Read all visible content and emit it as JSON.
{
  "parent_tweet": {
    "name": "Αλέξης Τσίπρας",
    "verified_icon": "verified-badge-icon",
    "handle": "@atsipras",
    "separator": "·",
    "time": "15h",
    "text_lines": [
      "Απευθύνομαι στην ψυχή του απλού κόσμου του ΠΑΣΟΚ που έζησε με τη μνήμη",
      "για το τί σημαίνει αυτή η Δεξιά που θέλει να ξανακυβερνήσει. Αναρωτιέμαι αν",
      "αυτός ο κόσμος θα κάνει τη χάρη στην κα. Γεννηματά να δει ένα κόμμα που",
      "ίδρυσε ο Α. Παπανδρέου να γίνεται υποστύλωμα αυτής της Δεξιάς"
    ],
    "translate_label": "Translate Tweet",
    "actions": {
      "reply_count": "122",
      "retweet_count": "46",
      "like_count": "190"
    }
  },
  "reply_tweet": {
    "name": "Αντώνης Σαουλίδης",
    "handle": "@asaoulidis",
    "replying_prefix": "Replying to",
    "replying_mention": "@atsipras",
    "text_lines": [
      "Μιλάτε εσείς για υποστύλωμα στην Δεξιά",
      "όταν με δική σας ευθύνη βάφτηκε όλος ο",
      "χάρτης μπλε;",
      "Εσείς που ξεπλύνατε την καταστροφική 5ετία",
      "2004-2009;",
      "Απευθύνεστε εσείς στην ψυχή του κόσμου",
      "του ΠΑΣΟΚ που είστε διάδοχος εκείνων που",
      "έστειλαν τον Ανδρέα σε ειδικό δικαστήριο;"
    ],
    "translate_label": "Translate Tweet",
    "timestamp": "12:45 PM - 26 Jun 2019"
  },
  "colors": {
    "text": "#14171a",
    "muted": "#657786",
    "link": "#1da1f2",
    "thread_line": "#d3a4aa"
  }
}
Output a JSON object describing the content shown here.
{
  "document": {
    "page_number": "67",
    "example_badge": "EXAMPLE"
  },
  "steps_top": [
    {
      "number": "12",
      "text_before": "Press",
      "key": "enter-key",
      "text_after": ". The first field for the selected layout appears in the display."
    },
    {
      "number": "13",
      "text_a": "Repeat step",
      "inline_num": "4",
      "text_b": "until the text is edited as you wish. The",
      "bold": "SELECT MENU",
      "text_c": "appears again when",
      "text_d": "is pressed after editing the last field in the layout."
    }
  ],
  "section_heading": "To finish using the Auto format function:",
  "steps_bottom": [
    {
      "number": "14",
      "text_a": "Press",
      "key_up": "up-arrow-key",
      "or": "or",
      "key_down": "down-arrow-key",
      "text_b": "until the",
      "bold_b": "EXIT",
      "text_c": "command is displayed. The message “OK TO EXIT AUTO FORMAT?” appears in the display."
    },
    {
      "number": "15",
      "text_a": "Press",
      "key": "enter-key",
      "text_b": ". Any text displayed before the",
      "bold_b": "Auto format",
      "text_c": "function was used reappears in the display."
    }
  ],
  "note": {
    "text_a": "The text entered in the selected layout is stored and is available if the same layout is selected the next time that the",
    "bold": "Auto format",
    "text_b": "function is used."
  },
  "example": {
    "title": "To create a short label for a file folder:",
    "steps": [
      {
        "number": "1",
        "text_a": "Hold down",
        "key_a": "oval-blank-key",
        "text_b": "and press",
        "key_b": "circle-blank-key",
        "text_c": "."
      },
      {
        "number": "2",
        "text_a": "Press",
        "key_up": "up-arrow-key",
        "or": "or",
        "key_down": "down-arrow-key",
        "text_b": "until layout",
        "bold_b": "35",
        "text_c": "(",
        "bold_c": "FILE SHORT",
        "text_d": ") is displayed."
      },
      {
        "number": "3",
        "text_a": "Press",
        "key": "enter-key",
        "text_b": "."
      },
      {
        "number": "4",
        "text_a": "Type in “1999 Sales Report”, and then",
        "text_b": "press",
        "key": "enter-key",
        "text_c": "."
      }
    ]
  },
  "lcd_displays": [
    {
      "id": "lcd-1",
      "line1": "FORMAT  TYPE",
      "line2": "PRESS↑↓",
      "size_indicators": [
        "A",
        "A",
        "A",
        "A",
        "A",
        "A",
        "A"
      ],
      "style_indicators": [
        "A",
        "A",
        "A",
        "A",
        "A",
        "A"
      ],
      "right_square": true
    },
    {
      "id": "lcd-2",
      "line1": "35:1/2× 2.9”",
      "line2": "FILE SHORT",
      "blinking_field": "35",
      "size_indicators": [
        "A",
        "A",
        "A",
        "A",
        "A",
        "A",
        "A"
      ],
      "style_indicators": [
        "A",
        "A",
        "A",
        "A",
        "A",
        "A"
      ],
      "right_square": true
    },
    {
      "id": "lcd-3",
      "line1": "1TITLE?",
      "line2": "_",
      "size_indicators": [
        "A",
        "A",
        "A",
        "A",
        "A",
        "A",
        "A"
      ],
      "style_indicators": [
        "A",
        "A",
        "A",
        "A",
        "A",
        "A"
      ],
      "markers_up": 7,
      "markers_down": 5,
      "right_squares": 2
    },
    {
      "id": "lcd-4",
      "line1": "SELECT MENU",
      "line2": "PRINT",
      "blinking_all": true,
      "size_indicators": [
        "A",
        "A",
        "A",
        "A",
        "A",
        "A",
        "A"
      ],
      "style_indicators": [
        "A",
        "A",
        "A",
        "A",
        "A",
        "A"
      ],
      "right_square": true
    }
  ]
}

Given problem:
All of the entries must be quoted exactly; please include each one.

Output:
Read all visible content and emit it as JSON.
{
  "parent_tweet": {
    "name": "Αλέξης Τσίπρας",
    "verified_icon": "verified-badge-icon",
    "handle": "@atsipras",
    "separator": "·",
    "time": "15h",
    "text_lines": [
      "Απευθύνομαι στην ψυχή του απλού κόσμου του ΠΑΣΟΚ που έζησε με τη μνήμη",
      "για το τί σημαίνει αυτή η Δεξιά που θέλει να ξανακυβερνήσει. Αναρωτιέμαι αν",
      "αυτός ο κόσμος θα κάνει τη χάρη στην κα. Γεννηματά να δει ένα κόμμα που",
      "ίδρυσε ο Α. Παπανδρέου να γίνεται υποστύλωμα αυτής της Δεξιάς"
    ],
    "translate_label": "Translate Tweet",
    "actions": {
      "reply_count": "122",
      "retweet_count": "46",
      "like_count": "190"
    }
  },
  "reply_tweet": {
    "name": "Αντώνης Σαουλίδης",
    "handle": "@asaoulidis",
    "replying_prefix": "Replying to",
    "replying_mention": "@atsipras",
    "text_lines": [
      "Μιλάτε εσείς για υποστύλωμα στην Δεξιά",
      "όταν με δική σας ευθύνη βάφτηκε όλος ο",
      "χάρτης μπλε;",
      "Εσείς που ξεπλύνατε την καταστροφική 5ετία",
      "2004-2009;",
      "Απευθύνεστε εσείς στην ψυχή του κόσμου",
      "του ΠΑΣΟΚ που είστε διάδοχος εκείνων που",
      "έστειλαν τον Ανδρέα σε ειδικό δικαστήριο;"
    ],
    "translate_label": "Translate Tweet",
    "timestamp": "12:45 PM - 26 Jun 2019"
  },
  "colors": {
    "text": "#14171a",
    "muted": "#657786",
    "link": "#1da1f2",
    "thread_line": "#d3a4aa"
  }
}
Output a JSON object describing the content shown here.
{
  "document": {
    "page_number": "67",
    "example_badge": "EXAMPLE"
  },
  "steps_top": [
    {
      "number": "12",
      "text_before": "Press",
      "key": "enter-key",
      "text_after": ". The first field for the selected layout appears in the display."
    },
    {
      "number": "13",
      "text_a": "Repeat step",
      "inline_num": "4",
      "text_b": "until the text is edited as you wish. The",
      "bold": "SELECT MENU",
      "text_c": "appears again when",
      "text_d": "is pressed after editing the last field in the layout."
    }
  ],
  "section_heading": "To finish using the Auto format function:",
  "steps_bottom": [
    {
      "number": "14",
      "text_a": "Press",
      "key_up": "up-arrow-key",
      "or": "or",
      "key_down": "down-arrow-key",
      "text_b": "until the",
      "bold_b": "EXIT",
      "text_c": "command is displayed. The message “OK TO EXIT AUTO FORMAT?” appears in the display."
    },
    {
      "number": "15",
      "text_a": "Press",
      "key": "enter-key",
      "text_b": ". Any text displayed before the",
      "bold_b": "Auto format",
      "text_c": "function was used reappears in the display."
    }
  ],
  "note": {
    "text_a": "The text entered in the selected layout is stored and is available if the same layout is selected the next time that the",
    "bold": "Auto format",
    "text_b": "function is used."
  },
  "example": {
    "title": "To create a short label for a file folder:",
    "steps": [
      {
        "number": "1",
        "text_a": "Hold down",
        "key_a": "oval-blank-key",
        "text_b": "and press",
        "key_b": "circle-blank-key",
        "text_c": "."
      },
      {
        "number": "2",
        "text_a": "Press",
        "key_up": "up-arrow-key",
        "or": "or",
        "key_down": "down-arrow-key",
        "text_b": "until layout",
        "bold_b": "35",
        "text_c": "(",
        "bold_c": "FILE SHORT",
        "text_d": ") is displayed."
      },
      {
        "number": "3",
        "text_a": "Press",
        "key": "enter-key",
        "text_b": "."
      },
      {
        "number": "4",
        "text_a": "Type in “1999 Sales Report”, and then",
        "text_b": "press",
        "key": "enter-key",
        "text_c": "."
      }
    ]
  },
  "lcd_displays": [
    {
      "id": "lcd-1",
      "line1": "FORMAT  TYPE",
      "line2": "PRESS↑↓",
      "size_indicators": [
        "A",
        "A",
        "A",
        "A",
        "A",
        "A",
        "A"
      ],
      "style_indicators": [
        "A",
        "A",
        "A",
        "A",
        "A",
        "A"
      ],
      "right_square": true
    },
    {
      "id": "lcd-2",
      "line1": "35:1/2× 2.9”",
      "line2": "FILE SHORT",
      "blinking_field": "35",
      "size_indicators": [
        "A",
        "A",
        "A",
        "A",
        "A",
        "A",
        "A"
      ],
      "style_indicators": [
        "A",
        "A",
        "A",
        "A",
        "A",
        "A"
      ],
      "right_square": true
    },
    {
      "id": "lcd-3",
      "line1": "1TITLE?",
      "line2": "_",
      "size_indicators": [
        "A",
        "A",
        "A",
        "A",
        "A",
        "A",
        "A"
      ],
      "style_indicators": [
        "A",
        "A",
        "A",
        "A",
        "A",
        "A"
      ],
      "markers_up": 7,
      "markers_down": 5,
      "right_squares": 2
    },
    {
      "id": "lcd-4",
      "line1": "SELECT MENU",
      "line2": "PRINT",
      "blinking_all": true,
      "size_indicators": [
        "A",
        "A",
        "A",
        "A",
        "A",
        "A",
        "A"
      ],
      "style_indicators": [
        "A",
        "A",
        "A",
        "A",
        "A",
        "A"
      ],
      "right_square": true
    }
  ]
}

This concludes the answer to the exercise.